A run of records
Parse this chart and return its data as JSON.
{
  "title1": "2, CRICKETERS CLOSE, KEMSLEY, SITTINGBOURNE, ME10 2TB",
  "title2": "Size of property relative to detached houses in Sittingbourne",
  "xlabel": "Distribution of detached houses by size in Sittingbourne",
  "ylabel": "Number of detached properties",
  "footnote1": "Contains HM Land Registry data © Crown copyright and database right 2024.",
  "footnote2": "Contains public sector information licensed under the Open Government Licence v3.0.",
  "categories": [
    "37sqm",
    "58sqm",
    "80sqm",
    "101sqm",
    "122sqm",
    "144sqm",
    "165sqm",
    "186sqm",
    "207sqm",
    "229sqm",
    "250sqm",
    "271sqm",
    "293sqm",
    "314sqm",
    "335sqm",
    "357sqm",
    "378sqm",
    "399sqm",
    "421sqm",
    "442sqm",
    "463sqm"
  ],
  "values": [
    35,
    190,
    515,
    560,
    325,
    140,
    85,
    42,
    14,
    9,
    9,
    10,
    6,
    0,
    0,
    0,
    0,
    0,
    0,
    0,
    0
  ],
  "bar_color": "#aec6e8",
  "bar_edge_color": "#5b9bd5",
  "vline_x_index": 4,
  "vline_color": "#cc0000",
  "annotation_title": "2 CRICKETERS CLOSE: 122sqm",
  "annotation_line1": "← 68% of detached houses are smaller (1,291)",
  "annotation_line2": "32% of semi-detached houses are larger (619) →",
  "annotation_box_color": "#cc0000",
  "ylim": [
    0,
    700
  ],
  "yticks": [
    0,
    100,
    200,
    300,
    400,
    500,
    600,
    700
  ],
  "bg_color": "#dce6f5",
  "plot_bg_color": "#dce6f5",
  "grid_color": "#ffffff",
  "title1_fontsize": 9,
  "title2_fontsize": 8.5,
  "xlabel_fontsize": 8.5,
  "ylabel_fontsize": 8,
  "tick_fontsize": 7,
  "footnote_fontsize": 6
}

▶ [Aim]:
Write the entire listing out again, word for word.

▶ [Exercise response]:
Parse this chart and return its data as JSON.
{
  "title1": "2, CRICKETERS CLOSE, KEMSLEY, SITTINGBOURNE, ME10 2TB",
  "title2": "Size of property relative to detached houses in Sittingbourne",
  "xlabel": "Distribution of detached houses by size in Sittingbourne",
  "ylabel": "Number of detached properties",
  "footnote1": "Contains HM Land Registry data © Crown copyright and database right 2024.",
  "footnote2": "Contains public sector information licensed under the Open Government Licence v3.0.",
  "categories": [
    "37sqm",
    "58sqm",
    "80sqm",
    "101sqm",
    "122sqm",
    "144sqm",
    "165sqm",
    "186sqm",
    "207sqm",
    "229sqm",
    "250sqm",
    "271sqm",
    "293sqm",
    "314sqm",
    "335sqm",
    "357sqm",
    "378sqm",
    "399sqm",
    "421sqm",
    "442sqm",
    "463sqm"
  ],
  "values": [
    35,
    190,
    515,
    560,
    325,
    140,
    85,
    42,
    14,
    9,
    9,
    10,
    6,
    0,
    0,
    0,
    0,
    0,
    0,
    0,
    0
  ],
  "bar_color": "#aec6e8",
  "bar_edge_color": "#5b9bd5",
  "vline_x_index": 4,
  "vline_color": "#cc0000",
  "annotation_title": "2 CRICKETERS CLOSE: 122sqm",
  "annotation_line1": "← 68% of detached houses are smaller (1,291)",
  "annotation_line2": "32% of semi-detached houses are larger (619) →",
  "annotation_box_color": "#cc0000",
  "ylim": [
    0,
    700
  ],
  "yticks": [
    0,
    100,
    200,
    300,
    400,
    500,
    600,
    700
  ],
  "bg_color": "#dce6f5",
  "plot_bg_color": "#dce6f5",
  "grid_color": "#ffffff",
  "title1_fontsize": 9,
  "title2_fontsize": 8.5,
  "xlabel_fontsize": 8.5,
  "ylabel_fontsize": 8,
  "tick_fontsize": 7,
  "footnote_fontsize": 6
}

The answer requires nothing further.